==== DATA SUPPLIED

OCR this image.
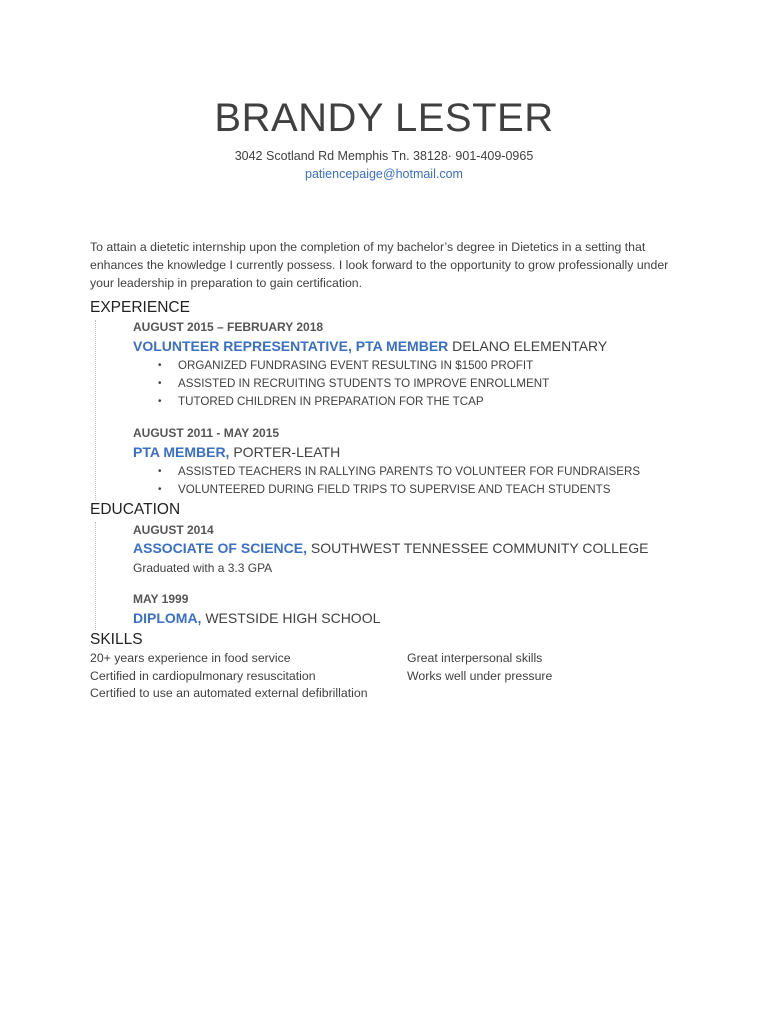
BRANDY LESTER
3042 Scotland Rd Memphis Tn. 38128· 901-409-0965
patiencepaige@hotmail.com
To attain a dietetic internship upon the completion of my bachelor’s degree in Dietetics in a setting that enhances the knowledge I currently possess. I look forward to the opportunity to grow professionally under your leadership in preparation to gain certification.
EXPERIENCE
AUGUST 2015 – FEBRUARY 2018
VOLUNTEER REPRESENTATIVE, PTA MEMBER DELANO ELEMENTARY
• ORGANIZED FUNDRASING EVENT RESULTING IN $1500 PROFIT
• ASSISTED IN RECRUITING STUDENTS TO IMPROVE ENROLLMENT
• TUTORED CHILDREN IN PREPARATION FOR THE TCAP
AUGUST 2011 - MAY 2015
PTA MEMBER, PORTER-LEATH
• ASSISTED TEACHERS IN RALLYING PARENTS TO VOLUNTEER FOR FUNDRAISERS
• VOLUNTEERED DURING FIELD TRIPS TO SUPERVISE AND TEACH STUDENTS
EDUCATION
AUGUST 2014
ASSOCIATE OF SCIENCE, SOUTHWEST TENNESSEE COMMUNITY COLLEGE
Graduated with a 3.3 GPA
MAY 1999
DIPLOMA, WESTSIDE HIGH SCHOOL
SKILLS
20+ years experience in food service
Certified in cardiopulmonary resuscitation
Certified to use an automated external defibrillation
Great interpersonal skills
Works well under pressure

========

*YOUR OBJECTIVE*: Quote the preceding listing precisely and completely, omitting its images.

*COMPLETE OUTPUT*:
OCR this image.
BRANDY LESTER
3042 Scotland Rd Memphis Tn. 38128· 901-409-0965
patiencepaige@hotmail.com
To attain a dietetic internship upon the completion of my bachelor’s degree in Dietetics in a setting that enhances the knowledge I currently possess. I look forward to the opportunity to grow professionally under your leadership in preparation to gain certification.
EXPERIENCE
AUGUST 2015 – FEBRUARY 2018
VOLUNTEER REPRESENTATIVE, PTA MEMBER DELANO ELEMENTARY
• ORGANIZED FUNDRASING EVENT RESULTING IN $1500 PROFIT
• ASSISTED IN RECRUITING STUDENTS TO IMPROVE ENROLLMENT
• TUTORED CHILDREN IN PREPARATION FOR THE TCAP
AUGUST 2011 - MAY 2015
PTA MEMBER, PORTER-LEATH
• ASSISTED TEACHERS IN RALLYING PARENTS TO VOLUNTEER FOR FUNDRAISERS
• VOLUNTEERED DURING FIELD TRIPS TO SUPERVISE AND TEACH STUDENTS
EDUCATION
AUGUST 2014
ASSOCIATE OF SCIENCE, SOUTHWEST TENNESSEE COMMUNITY COLLEGE
Graduated with a 3.3 GPA
MAY 1999
DIPLOMA, WESTSIDE HIGH SCHOOL
SKILLS
20+ years experience in food service
Certified in cardiopulmonary resuscitation
Certified to use an automated external defibrillation
Great interpersonal skills
Works well under pressure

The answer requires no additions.